» WORK REQUEST:
The listing below should be printed again word for word, without any images.

###

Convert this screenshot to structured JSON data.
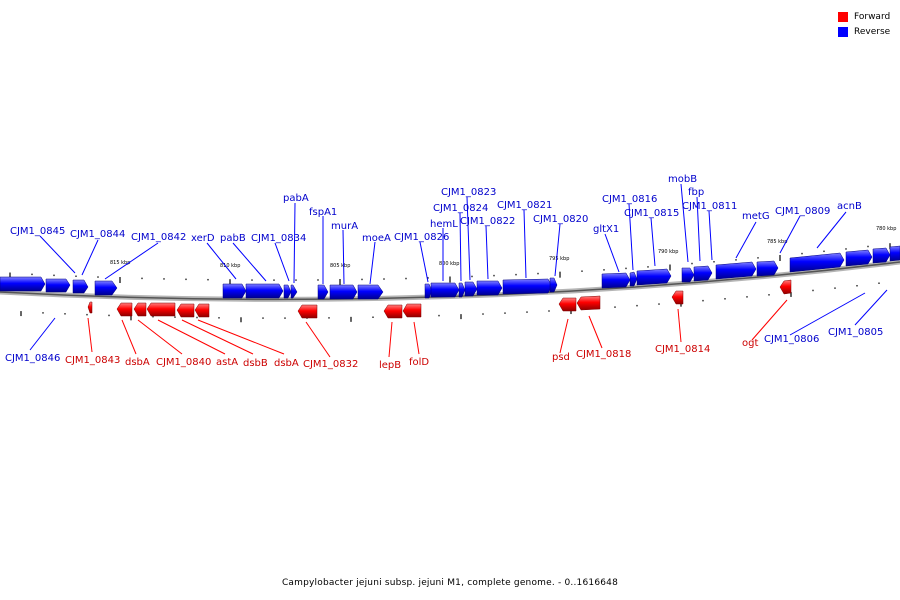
{
  "title": "Campylobacter jejuni subsp. jejuni M1, complete genome. - 0..1616648",
  "legend": {
    "forward_label": "Forward",
    "reverse_label": "Reverse",
    "forward_color": "#ff0000",
    "reverse_color": "#0000ff"
  },
  "scale_labels": [
    "815 kbp",
    "810 kbp",
    "805 kbp",
    "800 kbp",
    "795 kbp",
    "790 kbp",
    "785 kbp",
    "780 kbp"
  ],
  "genes_reverse": [
    "CJM1_0845",
    "CJM1_0844",
    "CJM1_0842",
    "xerD",
    "pabB",
    "CJM1_0834",
    "pabA",
    "fspA1",
    "murA",
    "moeA",
    "CJM1_0826",
    "hemL",
    "CJM1_0824",
    "CJM1_0823",
    "CJM1_0822",
    "CJM1_0821",
    "CJM1_0820",
    "gltX1",
    "CJM1_0816",
    "CJM1_0815",
    "mobB",
    "fbp",
    "CJM1_0811",
    "metG",
    "CJM1_0809",
    "acnB",
    "CJM1_0846",
    "CJM1_0806",
    "CJM1_0805"
  ],
  "genes_forward": [
    "CJM1_0843",
    "dsbA",
    "CJM1_0840",
    "astA",
    "dsbB",
    "dsbA",
    "CJM1_0832",
    "lepB",
    "folD",
    "psd",
    "CJM1_0818",
    "CJM1_0814",
    "ogt"
  ]
}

###

» RESULT OF THE EXERCISE:
Convert this screenshot to structured JSON data.
{
  "title": "Campylobacter jejuni subsp. jejuni M1, complete genome. - 0..1616648",
  "legend": {
    "forward_label": "Forward",
    "reverse_label": "Reverse",
    "forward_color": "#ff0000",
    "reverse_color": "#0000ff"
  },
  "scale_labels": [
    "815 kbp",
    "810 kbp",
    "805 kbp",
    "800 kbp",
    "795 kbp",
    "790 kbp",
    "785 kbp",
    "780 kbp"
  ],
  "genes_reverse": [
    "CJM1_0845",
    "CJM1_0844",
    "CJM1_0842",
    "xerD",
    "pabB",
    "CJM1_0834",
    "pabA",
    "fspA1",
    "murA",
    "moeA",
    "CJM1_0826",
    "hemL",
    "CJM1_0824",
    "CJM1_0823",
    "CJM1_0822",
    "CJM1_0821",
    "CJM1_0820",
    "gltX1",
    "CJM1_0816",
    "CJM1_0815",
    "mobB",
    "fbp",
    "CJM1_0811",
    "metG",
    "CJM1_0809",
    "acnB",
    "CJM1_0846",
    "CJM1_0806",
    "CJM1_0805"
  ],
  "genes_forward": [
    "CJM1_0843",
    "dsbA",
    "CJM1_0840",
    "astA",
    "dsbB",
    "dsbA",
    "CJM1_0832",
    "lepB",
    "folD",
    "psd",
    "CJM1_0818",
    "CJM1_0814",
    "ogt"
  ]
}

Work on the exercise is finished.